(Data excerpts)
★ ★ ★ ★

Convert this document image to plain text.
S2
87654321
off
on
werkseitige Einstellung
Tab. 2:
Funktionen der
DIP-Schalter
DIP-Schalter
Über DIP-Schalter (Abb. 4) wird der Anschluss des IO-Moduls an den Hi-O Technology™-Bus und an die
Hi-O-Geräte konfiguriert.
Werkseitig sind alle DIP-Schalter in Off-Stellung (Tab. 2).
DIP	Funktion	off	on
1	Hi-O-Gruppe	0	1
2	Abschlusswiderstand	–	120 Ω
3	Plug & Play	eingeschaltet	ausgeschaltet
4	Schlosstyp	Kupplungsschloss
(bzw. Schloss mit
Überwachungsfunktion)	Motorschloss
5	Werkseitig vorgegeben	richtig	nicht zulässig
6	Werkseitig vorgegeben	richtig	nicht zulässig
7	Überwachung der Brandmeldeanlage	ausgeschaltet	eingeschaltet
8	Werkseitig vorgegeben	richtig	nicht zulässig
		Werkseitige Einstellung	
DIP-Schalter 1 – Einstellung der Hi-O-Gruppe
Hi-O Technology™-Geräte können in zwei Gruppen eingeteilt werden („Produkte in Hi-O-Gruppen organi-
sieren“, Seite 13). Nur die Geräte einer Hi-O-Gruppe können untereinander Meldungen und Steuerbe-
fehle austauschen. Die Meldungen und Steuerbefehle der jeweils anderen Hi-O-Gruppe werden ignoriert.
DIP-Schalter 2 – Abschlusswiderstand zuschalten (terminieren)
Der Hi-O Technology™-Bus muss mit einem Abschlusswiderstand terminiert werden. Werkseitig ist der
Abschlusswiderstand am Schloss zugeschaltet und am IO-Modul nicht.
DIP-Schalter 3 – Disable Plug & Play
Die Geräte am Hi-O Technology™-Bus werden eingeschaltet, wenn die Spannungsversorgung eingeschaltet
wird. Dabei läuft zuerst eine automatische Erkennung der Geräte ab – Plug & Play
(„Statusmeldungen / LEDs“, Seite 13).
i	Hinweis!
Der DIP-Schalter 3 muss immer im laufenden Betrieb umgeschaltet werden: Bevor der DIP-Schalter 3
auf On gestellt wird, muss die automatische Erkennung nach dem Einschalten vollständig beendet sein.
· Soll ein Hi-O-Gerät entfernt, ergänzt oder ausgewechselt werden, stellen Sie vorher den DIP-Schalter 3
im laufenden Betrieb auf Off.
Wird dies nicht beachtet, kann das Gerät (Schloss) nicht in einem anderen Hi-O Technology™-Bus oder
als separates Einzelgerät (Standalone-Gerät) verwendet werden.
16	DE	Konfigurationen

★ ★ ★ ★

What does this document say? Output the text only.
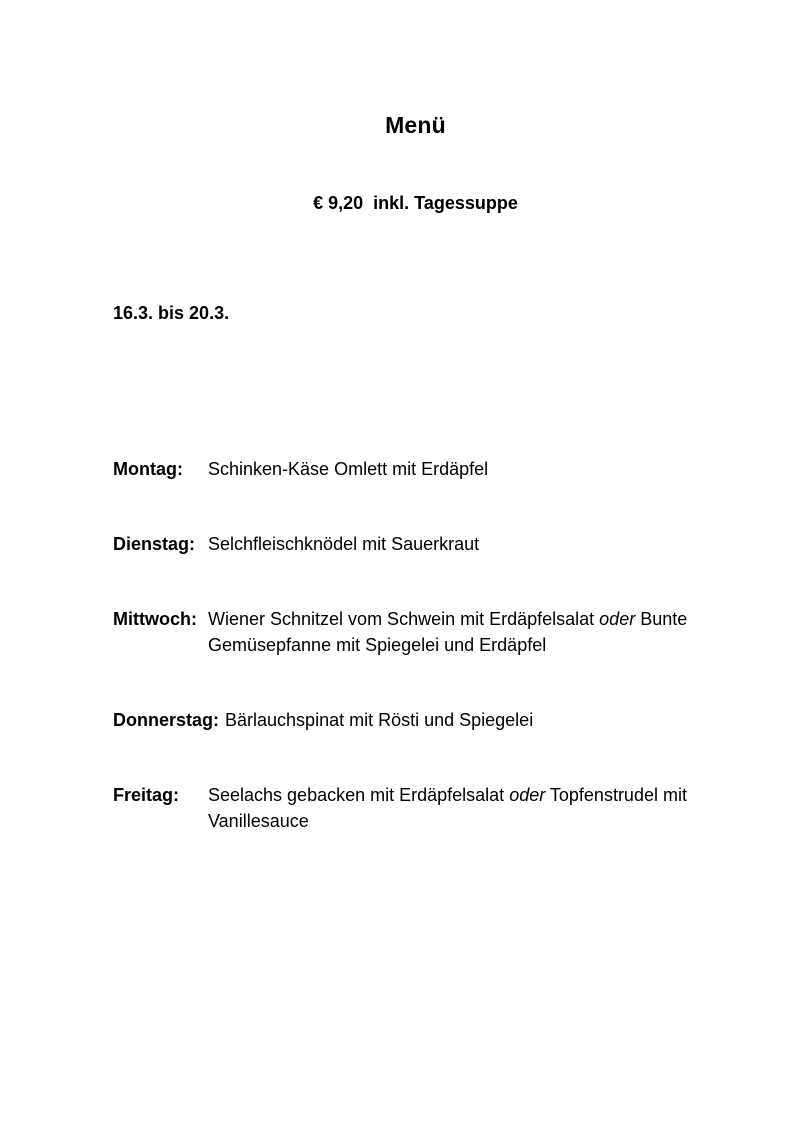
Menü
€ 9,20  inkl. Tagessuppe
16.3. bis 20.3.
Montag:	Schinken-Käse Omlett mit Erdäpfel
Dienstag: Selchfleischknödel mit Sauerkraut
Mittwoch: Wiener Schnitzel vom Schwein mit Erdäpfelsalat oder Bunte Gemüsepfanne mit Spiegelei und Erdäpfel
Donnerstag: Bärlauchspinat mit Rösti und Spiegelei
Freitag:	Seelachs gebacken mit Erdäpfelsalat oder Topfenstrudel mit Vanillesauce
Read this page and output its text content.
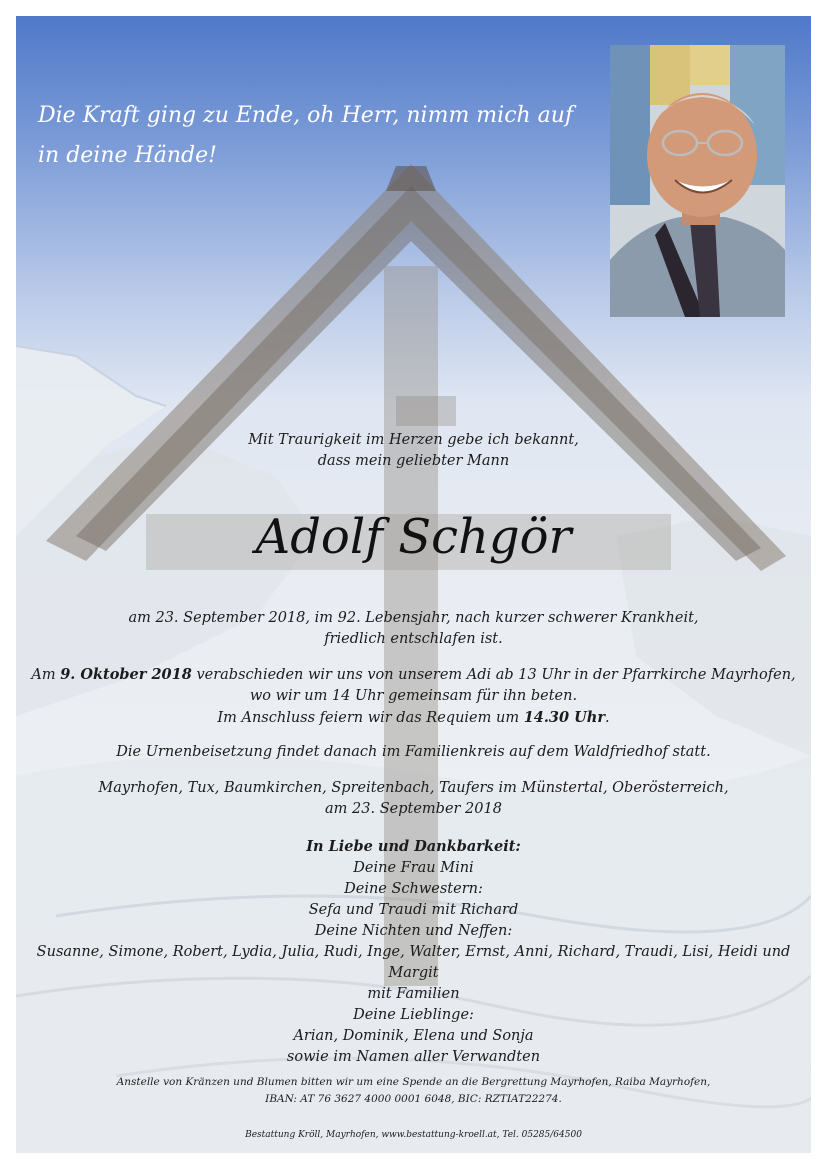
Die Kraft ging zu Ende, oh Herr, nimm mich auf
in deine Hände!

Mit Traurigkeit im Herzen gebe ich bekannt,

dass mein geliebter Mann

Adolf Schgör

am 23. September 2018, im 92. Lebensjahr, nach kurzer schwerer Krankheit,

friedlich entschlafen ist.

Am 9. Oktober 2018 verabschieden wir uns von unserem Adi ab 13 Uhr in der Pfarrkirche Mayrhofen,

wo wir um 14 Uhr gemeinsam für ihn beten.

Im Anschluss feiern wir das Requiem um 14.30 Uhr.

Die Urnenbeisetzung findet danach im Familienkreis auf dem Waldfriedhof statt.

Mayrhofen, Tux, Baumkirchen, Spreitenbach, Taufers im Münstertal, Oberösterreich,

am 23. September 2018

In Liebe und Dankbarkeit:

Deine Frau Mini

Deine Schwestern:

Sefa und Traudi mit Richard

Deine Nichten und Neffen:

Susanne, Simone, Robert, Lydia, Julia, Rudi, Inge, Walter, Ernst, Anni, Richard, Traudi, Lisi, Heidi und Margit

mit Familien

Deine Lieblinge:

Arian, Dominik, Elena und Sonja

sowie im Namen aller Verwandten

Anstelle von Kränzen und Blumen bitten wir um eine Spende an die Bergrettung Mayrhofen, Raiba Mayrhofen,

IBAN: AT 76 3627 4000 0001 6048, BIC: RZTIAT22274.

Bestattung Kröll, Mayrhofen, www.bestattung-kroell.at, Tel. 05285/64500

★ ★ ★ ★

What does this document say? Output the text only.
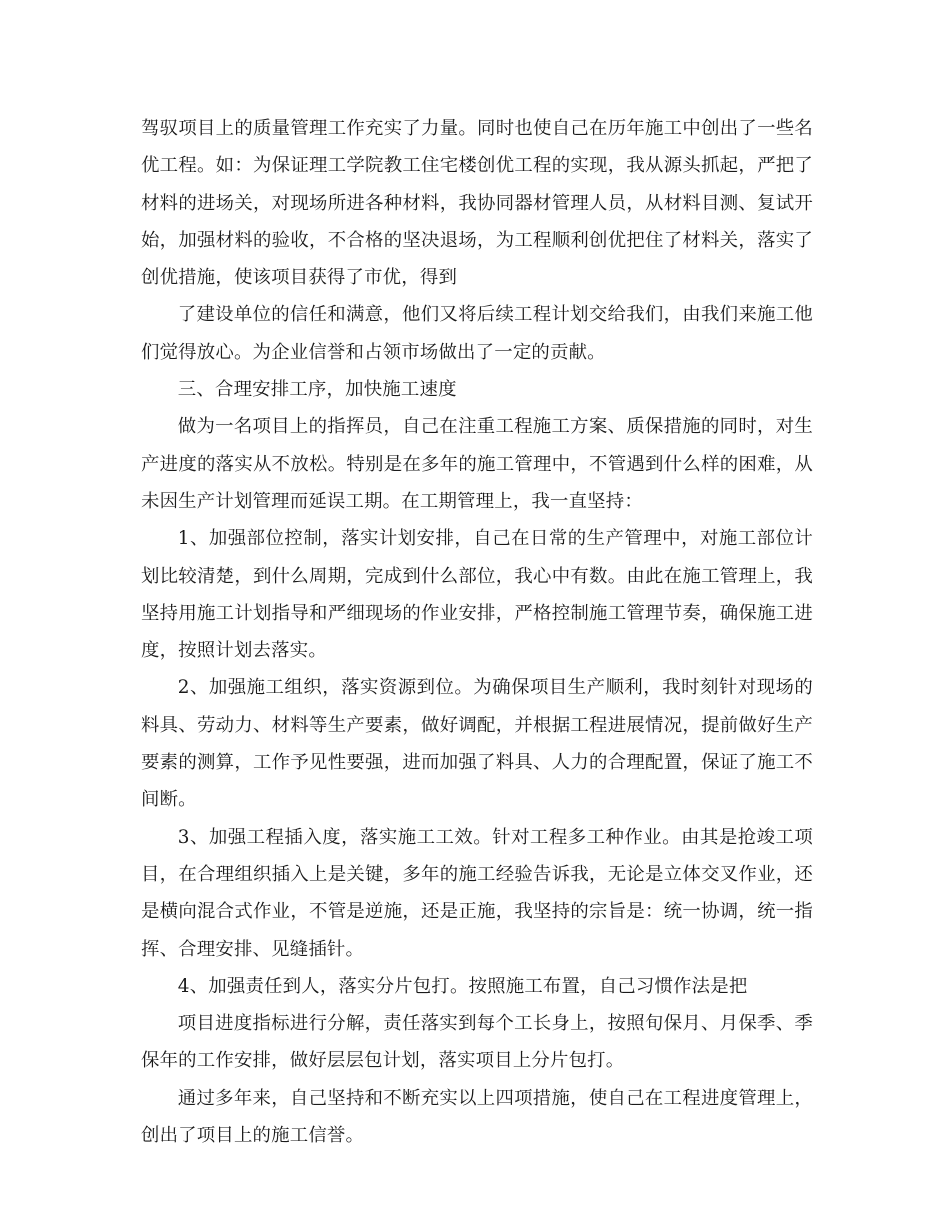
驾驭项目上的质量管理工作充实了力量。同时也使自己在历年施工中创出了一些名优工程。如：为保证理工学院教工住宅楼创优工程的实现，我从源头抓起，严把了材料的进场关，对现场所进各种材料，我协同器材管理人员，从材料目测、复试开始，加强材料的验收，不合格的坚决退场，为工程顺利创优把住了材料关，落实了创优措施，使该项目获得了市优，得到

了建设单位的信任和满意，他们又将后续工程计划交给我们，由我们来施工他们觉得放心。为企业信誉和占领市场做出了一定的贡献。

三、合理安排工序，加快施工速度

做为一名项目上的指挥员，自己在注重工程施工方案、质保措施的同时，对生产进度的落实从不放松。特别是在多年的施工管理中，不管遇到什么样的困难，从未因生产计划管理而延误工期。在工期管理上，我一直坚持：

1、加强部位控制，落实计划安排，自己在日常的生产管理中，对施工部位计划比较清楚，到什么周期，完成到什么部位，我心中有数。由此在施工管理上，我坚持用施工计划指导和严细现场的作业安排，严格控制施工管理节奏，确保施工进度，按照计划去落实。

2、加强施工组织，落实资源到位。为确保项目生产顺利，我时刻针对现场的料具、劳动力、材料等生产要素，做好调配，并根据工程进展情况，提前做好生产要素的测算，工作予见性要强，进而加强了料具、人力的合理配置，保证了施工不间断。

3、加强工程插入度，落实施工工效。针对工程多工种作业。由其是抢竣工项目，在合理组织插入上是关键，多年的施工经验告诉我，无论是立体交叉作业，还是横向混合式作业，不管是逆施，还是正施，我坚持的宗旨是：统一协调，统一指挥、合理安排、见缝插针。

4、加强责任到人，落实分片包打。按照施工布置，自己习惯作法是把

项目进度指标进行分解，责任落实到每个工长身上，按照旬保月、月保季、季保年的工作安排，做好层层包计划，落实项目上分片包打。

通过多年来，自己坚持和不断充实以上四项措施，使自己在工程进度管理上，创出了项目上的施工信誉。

★ ★ ★ ★

● **Brief**
Track down every line holding the string "werden" and copy it.

● **Finished answer**
Hi-O Technology™-Geräte können in zwei Gruppen eingeteilt werden („Produkte in Hi-O-Gruppen organi-
fehle austauschen. Die Meldungen und Steuerbefehle der jeweils anderen Hi-O-Gruppe werden ignoriert.
Der Hi-O Technology™-Bus muss mit einem Abschlusswiderstand terminiert werden. Werkseitig ist der
Die Geräte am Hi-O Technology™-Bus werden eingeschaltet, wenn die Spannungsversorgung eingeschaltet
Der DIP-Schalter 3 muss immer im laufenden Betrieb umgeschaltet werden: Bevor der DIP-Schalter 3
· Soll ein Hi-O-Gerät entfernt, ergänzt oder ausgewechselt werden, stellen Sie vorher den DIP-Schalter 3
als separates Einzelgerät (Standalone-Gerät) verwendet werden.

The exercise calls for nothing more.